§ Instruction: Whenever a line contains the string "industry", copy it out of the entries.

○ ○ ○ ○ ○ ○ ○

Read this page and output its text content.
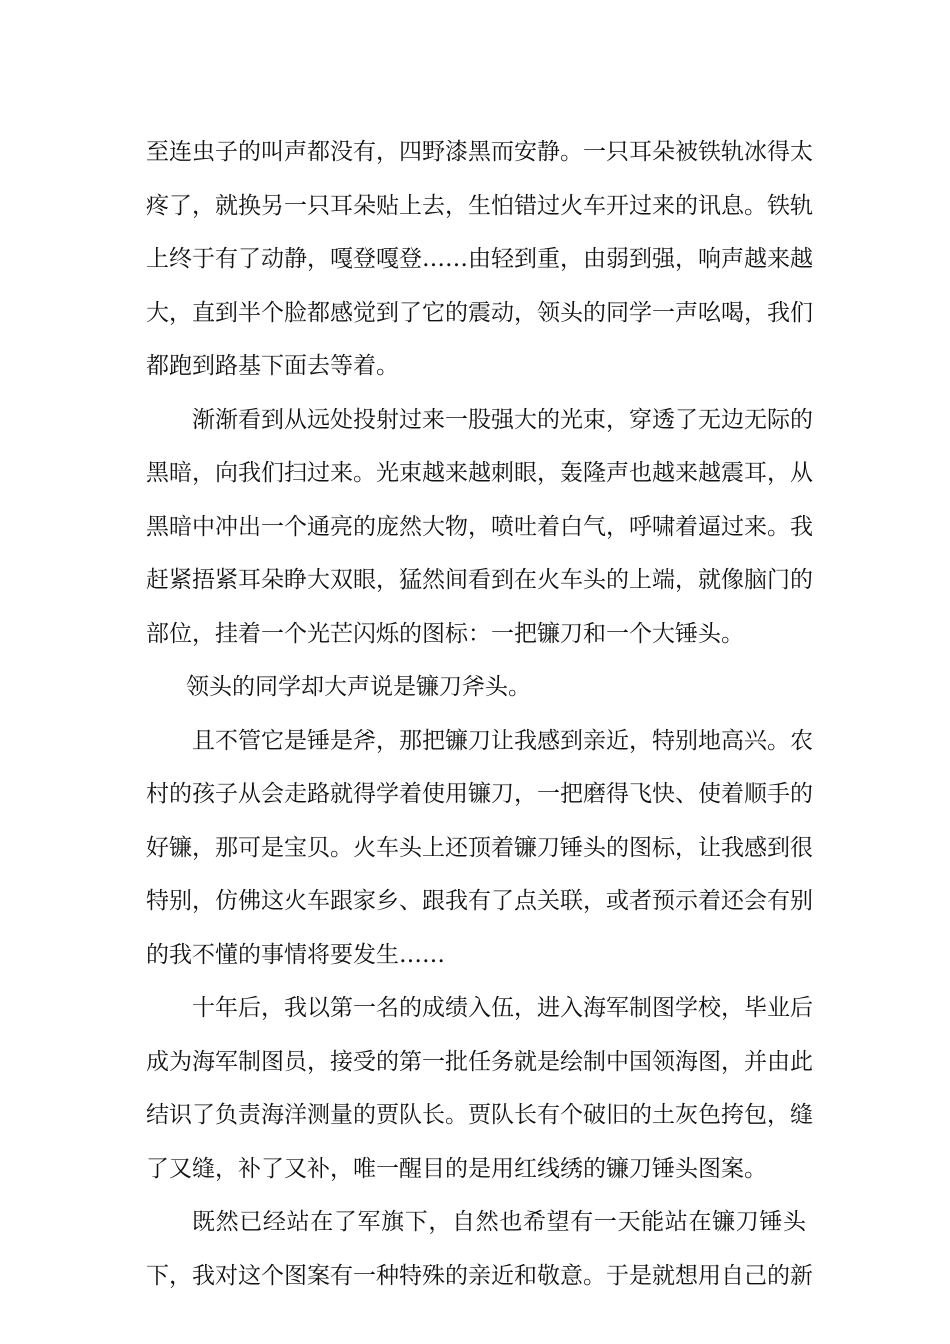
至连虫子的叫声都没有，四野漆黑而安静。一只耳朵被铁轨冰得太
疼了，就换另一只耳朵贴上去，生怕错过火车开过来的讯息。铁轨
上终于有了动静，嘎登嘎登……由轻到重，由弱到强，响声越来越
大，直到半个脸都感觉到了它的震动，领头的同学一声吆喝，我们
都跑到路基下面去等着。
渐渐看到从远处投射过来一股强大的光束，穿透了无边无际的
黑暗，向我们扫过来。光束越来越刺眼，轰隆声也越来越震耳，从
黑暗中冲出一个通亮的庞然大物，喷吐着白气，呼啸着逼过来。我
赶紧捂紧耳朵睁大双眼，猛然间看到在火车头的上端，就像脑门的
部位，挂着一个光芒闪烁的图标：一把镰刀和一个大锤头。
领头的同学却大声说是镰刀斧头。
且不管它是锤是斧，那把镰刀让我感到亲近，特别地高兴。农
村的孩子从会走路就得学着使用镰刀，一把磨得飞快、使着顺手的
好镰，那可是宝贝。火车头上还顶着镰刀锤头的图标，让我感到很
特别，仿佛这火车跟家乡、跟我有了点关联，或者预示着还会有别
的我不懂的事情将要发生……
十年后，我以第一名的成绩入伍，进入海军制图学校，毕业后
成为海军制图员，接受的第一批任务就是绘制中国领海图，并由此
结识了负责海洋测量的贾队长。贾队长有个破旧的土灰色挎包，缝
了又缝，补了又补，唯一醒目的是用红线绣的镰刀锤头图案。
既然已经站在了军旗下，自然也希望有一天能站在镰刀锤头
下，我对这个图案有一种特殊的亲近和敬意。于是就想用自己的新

○ ○ ○ ○ ○ ○ ○

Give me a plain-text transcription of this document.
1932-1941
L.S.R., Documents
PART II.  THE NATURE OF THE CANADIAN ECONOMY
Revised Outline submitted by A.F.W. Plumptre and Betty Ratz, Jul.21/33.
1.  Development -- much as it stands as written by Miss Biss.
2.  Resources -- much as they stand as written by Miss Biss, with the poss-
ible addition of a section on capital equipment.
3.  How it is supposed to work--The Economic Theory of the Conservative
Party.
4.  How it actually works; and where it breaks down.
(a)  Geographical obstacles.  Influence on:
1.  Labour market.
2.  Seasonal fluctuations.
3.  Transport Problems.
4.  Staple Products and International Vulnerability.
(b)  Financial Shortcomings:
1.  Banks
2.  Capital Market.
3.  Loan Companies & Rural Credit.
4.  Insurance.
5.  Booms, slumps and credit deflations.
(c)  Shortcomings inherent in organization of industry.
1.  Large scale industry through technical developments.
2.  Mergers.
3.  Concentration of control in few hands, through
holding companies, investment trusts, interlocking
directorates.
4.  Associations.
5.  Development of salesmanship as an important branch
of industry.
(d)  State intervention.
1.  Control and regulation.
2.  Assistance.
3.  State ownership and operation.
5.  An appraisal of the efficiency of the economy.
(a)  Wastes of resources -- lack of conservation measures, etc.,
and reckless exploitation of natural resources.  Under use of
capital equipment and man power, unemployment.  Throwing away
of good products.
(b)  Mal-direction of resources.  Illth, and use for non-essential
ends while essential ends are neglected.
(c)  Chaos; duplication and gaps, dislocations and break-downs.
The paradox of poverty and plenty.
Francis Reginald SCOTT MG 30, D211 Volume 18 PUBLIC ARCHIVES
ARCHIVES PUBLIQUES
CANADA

○ ○ ○ ○ ○ ○ ○

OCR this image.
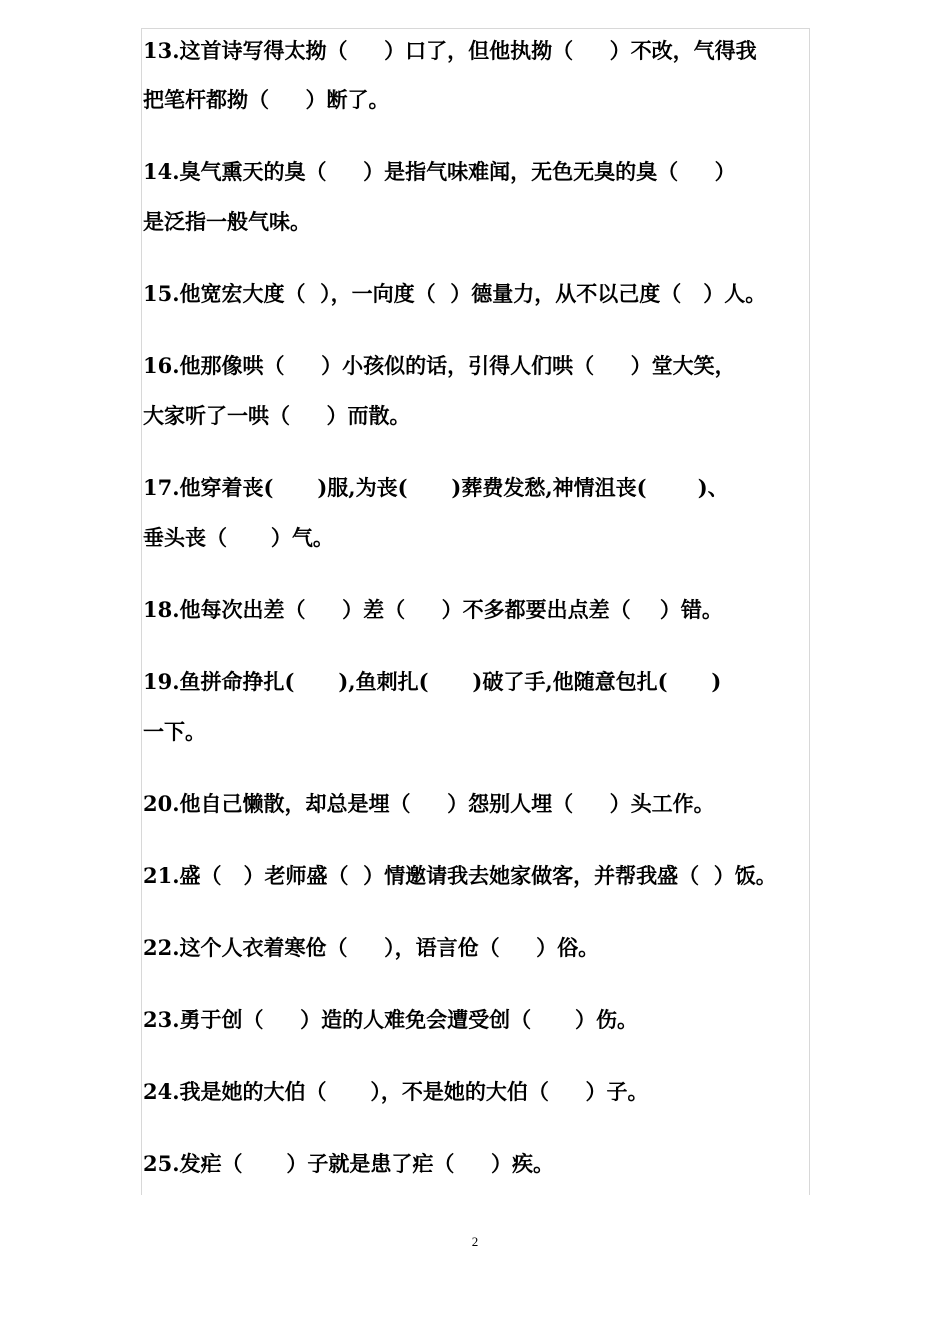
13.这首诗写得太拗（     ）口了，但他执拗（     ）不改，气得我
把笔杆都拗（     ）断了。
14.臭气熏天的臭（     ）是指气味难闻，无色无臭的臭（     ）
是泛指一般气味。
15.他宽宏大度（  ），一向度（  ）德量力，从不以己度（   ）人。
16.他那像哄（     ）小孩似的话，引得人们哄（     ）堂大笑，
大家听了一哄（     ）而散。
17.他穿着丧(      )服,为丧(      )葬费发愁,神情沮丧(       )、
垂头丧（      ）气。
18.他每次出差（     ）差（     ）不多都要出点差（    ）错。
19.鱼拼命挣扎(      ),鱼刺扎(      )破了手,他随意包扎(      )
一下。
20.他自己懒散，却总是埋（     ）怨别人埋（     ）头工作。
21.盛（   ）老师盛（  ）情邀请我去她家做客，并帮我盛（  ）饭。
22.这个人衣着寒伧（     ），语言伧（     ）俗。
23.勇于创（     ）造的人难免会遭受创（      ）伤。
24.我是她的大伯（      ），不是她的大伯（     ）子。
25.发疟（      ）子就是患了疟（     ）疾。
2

○ ○ ○ ○ ○ ○ ○

§ Worked solution:
(c)  Shortcomings inherent in organization of industry.
1.  Large scale industry through technical developments.
of industry.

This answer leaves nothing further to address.